### Exercise prompt:
Spot each line in the records below where the word "highest" occurs, then copy it.

### Supplied data:

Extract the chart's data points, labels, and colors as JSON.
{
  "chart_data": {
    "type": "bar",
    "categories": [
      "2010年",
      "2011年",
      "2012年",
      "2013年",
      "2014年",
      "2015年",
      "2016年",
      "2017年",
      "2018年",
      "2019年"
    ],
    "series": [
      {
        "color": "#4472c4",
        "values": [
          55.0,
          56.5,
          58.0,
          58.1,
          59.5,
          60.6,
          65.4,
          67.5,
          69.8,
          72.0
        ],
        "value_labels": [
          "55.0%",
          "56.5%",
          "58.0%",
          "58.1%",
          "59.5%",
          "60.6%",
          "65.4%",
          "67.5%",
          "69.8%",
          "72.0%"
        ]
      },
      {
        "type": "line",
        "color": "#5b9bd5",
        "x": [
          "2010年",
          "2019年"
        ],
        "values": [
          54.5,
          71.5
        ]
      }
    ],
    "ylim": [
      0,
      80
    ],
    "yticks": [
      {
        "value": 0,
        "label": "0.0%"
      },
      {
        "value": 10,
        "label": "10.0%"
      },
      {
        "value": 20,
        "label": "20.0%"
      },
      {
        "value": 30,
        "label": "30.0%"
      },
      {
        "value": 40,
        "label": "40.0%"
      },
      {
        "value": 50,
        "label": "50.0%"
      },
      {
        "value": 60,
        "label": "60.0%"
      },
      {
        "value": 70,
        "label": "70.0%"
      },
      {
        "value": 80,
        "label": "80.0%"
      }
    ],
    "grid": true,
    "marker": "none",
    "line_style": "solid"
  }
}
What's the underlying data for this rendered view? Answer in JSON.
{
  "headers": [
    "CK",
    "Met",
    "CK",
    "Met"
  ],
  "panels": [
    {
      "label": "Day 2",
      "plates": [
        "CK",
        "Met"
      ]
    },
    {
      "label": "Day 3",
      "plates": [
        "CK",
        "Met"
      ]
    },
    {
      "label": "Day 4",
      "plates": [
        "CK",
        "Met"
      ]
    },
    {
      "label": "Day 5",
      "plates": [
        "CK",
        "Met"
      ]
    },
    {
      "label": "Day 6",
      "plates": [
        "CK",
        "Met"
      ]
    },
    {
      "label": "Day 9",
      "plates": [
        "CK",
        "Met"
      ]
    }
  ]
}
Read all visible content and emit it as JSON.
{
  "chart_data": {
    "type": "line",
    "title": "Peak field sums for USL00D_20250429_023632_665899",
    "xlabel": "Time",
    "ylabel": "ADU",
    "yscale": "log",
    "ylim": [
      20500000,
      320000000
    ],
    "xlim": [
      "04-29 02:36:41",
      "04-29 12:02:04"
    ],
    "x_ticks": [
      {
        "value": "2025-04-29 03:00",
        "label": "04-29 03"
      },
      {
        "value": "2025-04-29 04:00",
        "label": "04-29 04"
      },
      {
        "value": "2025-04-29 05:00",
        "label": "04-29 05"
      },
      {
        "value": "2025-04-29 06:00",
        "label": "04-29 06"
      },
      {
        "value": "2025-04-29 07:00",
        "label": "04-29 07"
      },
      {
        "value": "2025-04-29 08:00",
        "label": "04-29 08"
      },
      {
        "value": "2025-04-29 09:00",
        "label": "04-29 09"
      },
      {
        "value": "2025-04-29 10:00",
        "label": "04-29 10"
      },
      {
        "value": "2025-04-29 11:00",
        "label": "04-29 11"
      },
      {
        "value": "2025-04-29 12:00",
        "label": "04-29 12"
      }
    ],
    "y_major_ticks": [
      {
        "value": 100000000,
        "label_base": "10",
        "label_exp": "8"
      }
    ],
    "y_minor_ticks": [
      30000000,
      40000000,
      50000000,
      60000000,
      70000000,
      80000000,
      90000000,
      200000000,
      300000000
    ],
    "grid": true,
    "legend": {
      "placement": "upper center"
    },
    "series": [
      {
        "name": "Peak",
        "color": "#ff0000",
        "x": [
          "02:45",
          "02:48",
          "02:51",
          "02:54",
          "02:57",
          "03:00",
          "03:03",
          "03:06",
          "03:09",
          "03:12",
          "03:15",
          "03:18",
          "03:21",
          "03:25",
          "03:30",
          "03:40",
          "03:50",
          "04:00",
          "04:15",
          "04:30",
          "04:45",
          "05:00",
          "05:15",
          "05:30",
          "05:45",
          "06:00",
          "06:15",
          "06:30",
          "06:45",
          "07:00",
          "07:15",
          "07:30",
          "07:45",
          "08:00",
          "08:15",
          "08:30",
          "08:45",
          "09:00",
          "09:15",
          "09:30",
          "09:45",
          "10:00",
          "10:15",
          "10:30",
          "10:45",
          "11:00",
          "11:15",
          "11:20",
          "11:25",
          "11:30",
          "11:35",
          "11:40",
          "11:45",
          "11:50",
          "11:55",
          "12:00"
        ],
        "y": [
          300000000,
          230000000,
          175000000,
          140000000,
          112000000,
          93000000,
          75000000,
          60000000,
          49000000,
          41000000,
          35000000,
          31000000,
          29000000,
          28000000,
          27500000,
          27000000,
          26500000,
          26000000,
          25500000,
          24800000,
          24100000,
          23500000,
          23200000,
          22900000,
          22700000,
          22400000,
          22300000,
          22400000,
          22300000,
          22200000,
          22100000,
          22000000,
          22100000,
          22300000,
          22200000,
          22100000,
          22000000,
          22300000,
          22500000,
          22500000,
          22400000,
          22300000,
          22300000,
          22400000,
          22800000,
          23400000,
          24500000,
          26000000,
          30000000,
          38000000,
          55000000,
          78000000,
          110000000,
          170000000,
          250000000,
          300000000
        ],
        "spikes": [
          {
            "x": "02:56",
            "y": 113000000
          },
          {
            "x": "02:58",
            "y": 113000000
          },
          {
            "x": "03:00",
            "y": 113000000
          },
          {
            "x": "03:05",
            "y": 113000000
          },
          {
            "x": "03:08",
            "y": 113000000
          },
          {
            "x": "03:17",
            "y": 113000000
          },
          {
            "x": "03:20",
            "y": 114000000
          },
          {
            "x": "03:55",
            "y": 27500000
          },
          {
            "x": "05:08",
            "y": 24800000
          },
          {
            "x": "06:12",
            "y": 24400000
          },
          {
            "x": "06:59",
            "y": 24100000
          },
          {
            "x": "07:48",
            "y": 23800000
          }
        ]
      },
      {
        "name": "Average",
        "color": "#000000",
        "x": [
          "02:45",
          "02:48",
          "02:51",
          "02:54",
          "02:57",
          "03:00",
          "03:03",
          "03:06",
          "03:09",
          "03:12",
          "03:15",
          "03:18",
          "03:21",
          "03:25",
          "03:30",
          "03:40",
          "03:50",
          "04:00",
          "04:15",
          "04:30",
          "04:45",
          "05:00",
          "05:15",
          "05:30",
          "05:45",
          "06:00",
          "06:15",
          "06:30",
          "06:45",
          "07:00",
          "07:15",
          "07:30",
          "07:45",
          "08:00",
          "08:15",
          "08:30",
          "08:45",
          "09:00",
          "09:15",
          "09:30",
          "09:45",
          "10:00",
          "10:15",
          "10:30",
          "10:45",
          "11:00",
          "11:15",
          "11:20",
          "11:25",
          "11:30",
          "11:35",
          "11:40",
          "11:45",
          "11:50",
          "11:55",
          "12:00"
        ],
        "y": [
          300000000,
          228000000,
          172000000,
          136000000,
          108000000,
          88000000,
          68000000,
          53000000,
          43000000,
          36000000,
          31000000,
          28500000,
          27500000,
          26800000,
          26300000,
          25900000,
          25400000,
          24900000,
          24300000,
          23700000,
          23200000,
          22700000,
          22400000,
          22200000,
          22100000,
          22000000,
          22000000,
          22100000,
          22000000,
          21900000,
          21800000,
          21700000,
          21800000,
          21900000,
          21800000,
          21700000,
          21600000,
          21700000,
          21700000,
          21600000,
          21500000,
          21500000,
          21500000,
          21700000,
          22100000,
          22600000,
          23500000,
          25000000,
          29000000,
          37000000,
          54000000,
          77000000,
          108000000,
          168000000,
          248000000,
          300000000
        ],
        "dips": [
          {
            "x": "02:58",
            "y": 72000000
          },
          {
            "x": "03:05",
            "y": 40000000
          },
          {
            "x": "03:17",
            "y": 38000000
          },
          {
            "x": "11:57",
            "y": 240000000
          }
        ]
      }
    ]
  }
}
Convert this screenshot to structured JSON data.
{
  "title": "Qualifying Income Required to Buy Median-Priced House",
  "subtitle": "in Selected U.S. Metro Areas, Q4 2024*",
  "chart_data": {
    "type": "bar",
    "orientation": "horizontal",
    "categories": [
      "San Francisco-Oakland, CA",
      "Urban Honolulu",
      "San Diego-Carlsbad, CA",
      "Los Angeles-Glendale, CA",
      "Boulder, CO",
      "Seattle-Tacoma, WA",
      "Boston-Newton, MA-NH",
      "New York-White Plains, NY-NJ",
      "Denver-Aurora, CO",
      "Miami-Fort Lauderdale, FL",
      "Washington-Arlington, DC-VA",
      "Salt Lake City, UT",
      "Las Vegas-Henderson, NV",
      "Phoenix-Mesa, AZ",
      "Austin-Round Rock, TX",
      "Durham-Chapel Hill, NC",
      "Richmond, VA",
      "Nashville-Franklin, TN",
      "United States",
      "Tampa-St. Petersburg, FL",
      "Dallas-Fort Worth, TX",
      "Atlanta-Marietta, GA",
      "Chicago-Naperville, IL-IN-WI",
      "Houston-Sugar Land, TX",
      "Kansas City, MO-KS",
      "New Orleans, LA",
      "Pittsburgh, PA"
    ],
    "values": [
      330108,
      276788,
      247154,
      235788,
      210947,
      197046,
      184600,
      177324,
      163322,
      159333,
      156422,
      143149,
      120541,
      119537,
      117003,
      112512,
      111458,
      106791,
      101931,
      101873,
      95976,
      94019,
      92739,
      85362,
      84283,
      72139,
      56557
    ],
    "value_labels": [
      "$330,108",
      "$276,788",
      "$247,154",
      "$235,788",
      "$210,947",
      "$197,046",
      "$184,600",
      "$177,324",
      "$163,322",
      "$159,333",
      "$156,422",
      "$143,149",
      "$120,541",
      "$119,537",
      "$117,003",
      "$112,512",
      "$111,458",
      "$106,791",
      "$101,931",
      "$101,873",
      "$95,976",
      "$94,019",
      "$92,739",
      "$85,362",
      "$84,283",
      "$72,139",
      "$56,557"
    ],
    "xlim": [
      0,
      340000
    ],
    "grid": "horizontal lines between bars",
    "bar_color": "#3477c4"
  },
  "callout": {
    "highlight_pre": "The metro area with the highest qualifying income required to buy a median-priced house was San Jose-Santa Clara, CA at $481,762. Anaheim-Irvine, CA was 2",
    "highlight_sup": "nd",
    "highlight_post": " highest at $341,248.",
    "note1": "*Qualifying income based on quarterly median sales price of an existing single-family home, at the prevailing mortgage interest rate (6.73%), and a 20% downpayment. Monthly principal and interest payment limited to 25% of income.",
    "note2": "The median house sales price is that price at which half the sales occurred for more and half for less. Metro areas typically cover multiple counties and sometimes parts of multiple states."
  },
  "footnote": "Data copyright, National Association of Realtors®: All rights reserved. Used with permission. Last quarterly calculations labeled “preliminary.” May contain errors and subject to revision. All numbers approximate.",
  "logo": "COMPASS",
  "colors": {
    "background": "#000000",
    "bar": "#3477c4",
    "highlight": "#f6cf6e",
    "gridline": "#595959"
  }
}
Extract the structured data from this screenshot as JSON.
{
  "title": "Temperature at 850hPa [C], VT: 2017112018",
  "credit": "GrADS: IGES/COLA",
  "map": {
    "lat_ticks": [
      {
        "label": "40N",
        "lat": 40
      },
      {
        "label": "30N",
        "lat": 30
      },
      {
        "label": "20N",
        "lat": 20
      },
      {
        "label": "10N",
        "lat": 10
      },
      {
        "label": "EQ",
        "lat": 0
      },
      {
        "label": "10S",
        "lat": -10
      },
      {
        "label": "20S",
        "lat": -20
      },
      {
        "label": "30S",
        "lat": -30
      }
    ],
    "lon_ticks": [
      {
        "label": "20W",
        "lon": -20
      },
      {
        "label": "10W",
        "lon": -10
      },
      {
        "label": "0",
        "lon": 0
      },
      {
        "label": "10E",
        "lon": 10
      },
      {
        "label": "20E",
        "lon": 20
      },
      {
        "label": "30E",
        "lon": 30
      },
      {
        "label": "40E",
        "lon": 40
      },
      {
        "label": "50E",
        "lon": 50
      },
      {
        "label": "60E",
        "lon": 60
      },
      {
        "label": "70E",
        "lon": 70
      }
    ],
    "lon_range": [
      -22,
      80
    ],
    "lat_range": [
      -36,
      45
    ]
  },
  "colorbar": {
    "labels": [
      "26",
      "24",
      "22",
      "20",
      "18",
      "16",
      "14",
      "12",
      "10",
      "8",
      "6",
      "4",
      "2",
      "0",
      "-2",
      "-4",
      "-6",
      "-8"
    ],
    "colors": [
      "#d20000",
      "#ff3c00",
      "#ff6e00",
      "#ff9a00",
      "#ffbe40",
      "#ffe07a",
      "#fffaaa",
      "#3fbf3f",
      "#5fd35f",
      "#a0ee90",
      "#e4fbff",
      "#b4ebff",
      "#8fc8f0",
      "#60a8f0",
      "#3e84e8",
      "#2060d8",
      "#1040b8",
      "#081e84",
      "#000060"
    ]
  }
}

### Task result:
    "highlight_pre": "The metro area with the highest qualifying income required to buy a median-priced house was San Jose-Santa Clara, CA at $481,762. Anaheim-Irvine, CA was 2",
    "highlight_post": " highest at $341,248.",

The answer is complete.